↓↓↓

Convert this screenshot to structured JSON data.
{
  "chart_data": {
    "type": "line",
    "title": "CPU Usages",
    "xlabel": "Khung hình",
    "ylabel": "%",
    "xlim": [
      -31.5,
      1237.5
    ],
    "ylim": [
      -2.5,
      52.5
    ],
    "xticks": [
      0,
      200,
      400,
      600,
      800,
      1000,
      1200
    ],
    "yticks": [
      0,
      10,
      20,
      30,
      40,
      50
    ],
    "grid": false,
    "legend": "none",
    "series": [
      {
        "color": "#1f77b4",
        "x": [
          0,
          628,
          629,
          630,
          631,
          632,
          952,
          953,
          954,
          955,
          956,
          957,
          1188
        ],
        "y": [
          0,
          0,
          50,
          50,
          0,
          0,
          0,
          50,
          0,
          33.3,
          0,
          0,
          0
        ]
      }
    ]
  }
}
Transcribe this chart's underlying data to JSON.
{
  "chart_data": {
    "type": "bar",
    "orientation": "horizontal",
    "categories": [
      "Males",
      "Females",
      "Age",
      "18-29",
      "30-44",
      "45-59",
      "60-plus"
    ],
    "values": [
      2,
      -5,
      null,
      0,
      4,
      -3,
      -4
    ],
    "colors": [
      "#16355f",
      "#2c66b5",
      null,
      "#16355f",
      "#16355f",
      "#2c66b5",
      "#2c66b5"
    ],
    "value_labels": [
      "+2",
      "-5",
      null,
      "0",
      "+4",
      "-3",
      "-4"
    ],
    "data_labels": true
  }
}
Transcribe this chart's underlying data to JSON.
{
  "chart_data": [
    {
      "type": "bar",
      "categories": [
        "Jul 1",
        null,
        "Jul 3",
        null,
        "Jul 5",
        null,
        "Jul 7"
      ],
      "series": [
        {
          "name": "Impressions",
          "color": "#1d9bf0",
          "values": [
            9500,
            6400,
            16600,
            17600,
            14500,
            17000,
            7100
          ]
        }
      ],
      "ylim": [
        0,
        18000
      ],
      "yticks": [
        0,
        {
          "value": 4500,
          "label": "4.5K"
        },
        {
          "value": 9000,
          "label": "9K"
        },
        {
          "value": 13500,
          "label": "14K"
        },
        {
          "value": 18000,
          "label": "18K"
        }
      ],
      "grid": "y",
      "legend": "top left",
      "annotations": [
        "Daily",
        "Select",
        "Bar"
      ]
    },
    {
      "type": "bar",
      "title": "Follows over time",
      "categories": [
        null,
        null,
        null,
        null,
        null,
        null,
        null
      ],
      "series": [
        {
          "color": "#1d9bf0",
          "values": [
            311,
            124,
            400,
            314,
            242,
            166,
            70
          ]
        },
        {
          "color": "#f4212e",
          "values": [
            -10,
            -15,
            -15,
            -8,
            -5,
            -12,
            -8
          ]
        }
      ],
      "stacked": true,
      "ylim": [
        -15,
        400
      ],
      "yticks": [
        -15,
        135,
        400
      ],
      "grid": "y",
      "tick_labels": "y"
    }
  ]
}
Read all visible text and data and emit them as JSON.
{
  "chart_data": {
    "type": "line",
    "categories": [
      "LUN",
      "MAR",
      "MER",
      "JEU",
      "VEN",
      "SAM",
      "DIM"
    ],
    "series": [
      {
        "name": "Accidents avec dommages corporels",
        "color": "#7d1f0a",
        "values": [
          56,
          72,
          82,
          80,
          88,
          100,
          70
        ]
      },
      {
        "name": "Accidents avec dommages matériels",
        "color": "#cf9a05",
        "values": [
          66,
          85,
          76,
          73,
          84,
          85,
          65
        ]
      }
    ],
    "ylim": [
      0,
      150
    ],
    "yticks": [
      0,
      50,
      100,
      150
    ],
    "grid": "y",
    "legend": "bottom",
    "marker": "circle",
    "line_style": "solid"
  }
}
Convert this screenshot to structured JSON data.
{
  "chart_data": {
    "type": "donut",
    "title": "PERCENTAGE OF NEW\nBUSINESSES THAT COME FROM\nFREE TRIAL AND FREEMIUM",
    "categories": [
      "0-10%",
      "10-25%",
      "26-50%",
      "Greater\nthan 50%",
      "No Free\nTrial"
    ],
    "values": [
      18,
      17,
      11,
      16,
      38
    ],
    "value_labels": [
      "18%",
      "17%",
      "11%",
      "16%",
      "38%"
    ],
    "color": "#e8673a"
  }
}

↑↑↑

* SHORT PROBLEM
Reproduce the full set of records precisely.

* THE RESULT
Convert this screenshot to structured JSON data.
{
  "chart_data": {
    "type": "line",
    "title": "CPU Usages",
    "xlabel": "Khung hình",
    "ylabel": "%",
    "xlim": [
      -31.5,
      1237.5
    ],
    "ylim": [
      -2.5,
      52.5
    ],
    "xticks": [
      0,
      200,
      400,
      600,
      800,
      1000,
      1200
    ],
    "yticks": [
      0,
      10,
      20,
      30,
      40,
      50
    ],
    "grid": false,
    "legend": "none",
    "series": [
      {
        "color": "#1f77b4",
        "x": [
          0,
          628,
          629,
          630,
          631,
          632,
          952,
          953,
          954,
          955,
          956,
          957,
          1188
        ],
        "y": [
          0,
          0,
          50,
          50,
          0,
          0,
          0,
          50,
          0,
          33.3,
          0,
          0,
          0
        ]
      }
    ]
  }
}
Transcribe this chart's underlying data to JSON.
{
  "chart_data": {
    "type": "bar",
    "orientation": "horizontal",
    "categories": [
      "Males",
      "Females",
      "Age",
      "18-29",
      "30-44",
      "45-59",
      "60-plus"
    ],
    "values": [
      2,
      -5,
      null,
      0,
      4,
      -3,
      -4
    ],
    "colors": [
      "#16355f",
      "#2c66b5",
      null,
      "#16355f",
      "#16355f",
      "#2c66b5",
      "#2c66b5"
    ],
    "value_labels": [
      "+2",
      "-5",
      null,
      "0",
      "+4",
      "-3",
      "-4"
    ],
    "data_labels": true
  }
}
Transcribe this chart's underlying data to JSON.
{
  "chart_data": [
    {
      "type": "bar",
      "categories": [
        "Jul 1",
        null,
        "Jul 3",
        null,
        "Jul 5",
        null,
        "Jul 7"
      ],
      "series": [
        {
          "name": "Impressions",
          "color": "#1d9bf0",
          "values": [
            9500,
            6400,
            16600,
            17600,
            14500,
            17000,
            7100
          ]
        }
      ],
      "ylim": [
        0,
        18000
      ],
      "yticks": [
        0,
        {
          "value": 4500,
          "label": "4.5K"
        },
        {
          "value": 9000,
          "label": "9K"
        },
        {
          "value": 13500,
          "label": "14K"
        },
        {
          "value": 18000,
          "label": "18K"
        }
      ],
      "grid": "y",
      "legend": "top left",
      "annotations": [
        "Daily",
        "Select",
        "Bar"
      ]
    },
    {
      "type": "bar",
      "title": "Follows over time",
      "categories": [
        null,
        null,
        null,
        null,
        null,
        null,
        null
      ],
      "series": [
        {
          "color": "#1d9bf0",
          "values": [
            311,
            124,
            400,
            314,
            242,
            166,
            70
          ]
        },
        {
          "color": "#f4212e",
          "values": [
            -10,
            -15,
            -15,
            -8,
            -5,
            -12,
            -8
          ]
        }
      ],
      "stacked": true,
      "ylim": [
        -15,
        400
      ],
      "yticks": [
        -15,
        135,
        400
      ],
      "grid": "y",
      "tick_labels": "y"
    }
  ]
}
Read all visible text and data and emit them as JSON.
{
  "chart_data": {
    "type": "line",
    "categories": [
      "LUN",
      "MAR",
      "MER",
      "JEU",
      "VEN",
      "SAM",
      "DIM"
    ],
    "series": [
      {
        "name": "Accidents avec dommages corporels",
        "color": "#7d1f0a",
        "values": [
          56,
          72,
          82,
          80,
          88,
          100,
          70
        ]
      },
      {
        "name": "Accidents avec dommages matériels",
        "color": "#cf9a05",
        "values": [
          66,
          85,
          76,
          73,
          84,
          85,
          65
        ]
      }
    ],
    "ylim": [
      0,
      150
    ],
    "yticks": [
      0,
      50,
      100,
      150
    ],
    "grid": "y",
    "legend": "bottom",
    "marker": "circle",
    "line_style": "solid"
  }
}
Convert this screenshot to structured JSON data.
{
  "chart_data": {
    "type": "donut",
    "title": "PERCENTAGE OF NEW\nBUSINESSES THAT COME FROM\nFREE TRIAL AND FREEMIUM",
    "categories": [
      "0-10%",
      "10-25%",
      "26-50%",
      "Greater\nthan 50%",
      "No Free\nTrial"
    ],
    "values": [
      18,
      17,
      11,
      16,
      38
    ],
    "value_labels": [
      "18%",
      "17%",
      "11%",
      "16%",
      "38%"
    ],
    "color": "#e8673a"
  }
}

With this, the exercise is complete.